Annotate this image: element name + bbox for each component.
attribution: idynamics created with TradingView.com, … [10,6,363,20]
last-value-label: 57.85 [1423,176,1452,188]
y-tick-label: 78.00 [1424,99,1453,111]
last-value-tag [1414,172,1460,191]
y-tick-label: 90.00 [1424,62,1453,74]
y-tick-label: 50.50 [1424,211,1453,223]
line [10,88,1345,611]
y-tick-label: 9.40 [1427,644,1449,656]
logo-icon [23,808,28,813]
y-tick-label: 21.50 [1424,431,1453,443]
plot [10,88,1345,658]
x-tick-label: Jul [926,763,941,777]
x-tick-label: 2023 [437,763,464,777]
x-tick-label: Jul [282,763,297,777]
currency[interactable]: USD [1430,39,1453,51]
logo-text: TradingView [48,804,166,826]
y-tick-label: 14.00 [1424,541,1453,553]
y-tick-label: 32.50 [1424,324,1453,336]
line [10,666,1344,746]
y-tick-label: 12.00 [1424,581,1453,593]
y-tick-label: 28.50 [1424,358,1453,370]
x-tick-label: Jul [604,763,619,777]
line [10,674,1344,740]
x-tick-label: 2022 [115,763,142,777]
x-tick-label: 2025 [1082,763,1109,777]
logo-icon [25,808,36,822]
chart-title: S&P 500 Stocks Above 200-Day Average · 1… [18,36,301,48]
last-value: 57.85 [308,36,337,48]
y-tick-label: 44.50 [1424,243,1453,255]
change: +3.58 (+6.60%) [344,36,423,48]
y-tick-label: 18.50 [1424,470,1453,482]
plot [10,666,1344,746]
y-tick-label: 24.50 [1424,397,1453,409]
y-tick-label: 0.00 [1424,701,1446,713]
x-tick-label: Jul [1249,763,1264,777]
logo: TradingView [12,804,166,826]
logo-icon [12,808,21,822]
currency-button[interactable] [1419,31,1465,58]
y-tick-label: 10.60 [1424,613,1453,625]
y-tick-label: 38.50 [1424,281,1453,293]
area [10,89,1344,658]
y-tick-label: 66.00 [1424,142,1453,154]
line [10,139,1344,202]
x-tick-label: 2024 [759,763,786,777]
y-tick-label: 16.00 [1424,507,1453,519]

※ ※ ※

**GOAL OF THE EXERCISE:** Could you repeat the items above word for word, from the very first line through the line that contains "area [10,89,1344,658]"?

**ANSWER TO THE PROBLEM:**
Annotate this image: element name + bbox for each component.
attribution: idynamics created with TradingView.com, … [10,6,363,20]
last-value-label: 57.85 [1423,176,1452,188]
y-tick-label: 78.00 [1424,99,1453,111]
last-value-tag [1414,172,1460,191]
y-tick-label: 90.00 [1424,62,1453,74]
y-tick-label: 50.50 [1424,211,1453,223]
line [10,88,1345,611]
y-tick-label: 9.40 [1427,644,1449,656]
logo-icon [23,808,28,813]
y-tick-label: 21.50 [1424,431,1453,443]
plot [10,88,1345,658]
x-tick-label: Jul [926,763,941,777]
x-tick-label: 2023 [437,763,464,777]
x-tick-label: Jul [282,763,297,777]
currency[interactable]: USD [1430,39,1453,51]
logo-text: TradingView [48,804,166,826]
y-tick-label: 14.00 [1424,541,1453,553]
y-tick-label: 32.50 [1424,324,1453,336]
line [10,666,1344,746]
y-tick-label: 12.00 [1424,581,1453,593]
y-tick-label: 28.50 [1424,358,1453,370]
x-tick-label: Jul [604,763,619,777]
line [10,674,1344,740]
x-tick-label: 2022 [115,763,142,777]
x-tick-label: 2025 [1082,763,1109,777]
logo-icon [25,808,36,822]
chart-title: S&P 500 Stocks Above 200-Day Average · 1… [18,36,301,48]
last-value: 57.85 [308,36,337,48]
y-tick-label: 44.50 [1424,243,1453,255]
change: +3.58 (+6.60%) [344,36,423,48]
y-tick-label: 18.50 [1424,470,1453,482]
plot [10,666,1344,746]
y-tick-label: 24.50 [1424,397,1453,409]
y-tick-label: 0.00 [1424,701,1446,713]
x-tick-label: Jul [1249,763,1264,777]
logo: TradingView [12,804,166,826]
logo-icon [12,808,21,822]
currency-button[interactable] [1419,31,1465,58]
y-tick-label: 10.60 [1424,613,1453,625]
y-tick-label: 38.50 [1424,281,1453,293]
area [10,89,1344,658]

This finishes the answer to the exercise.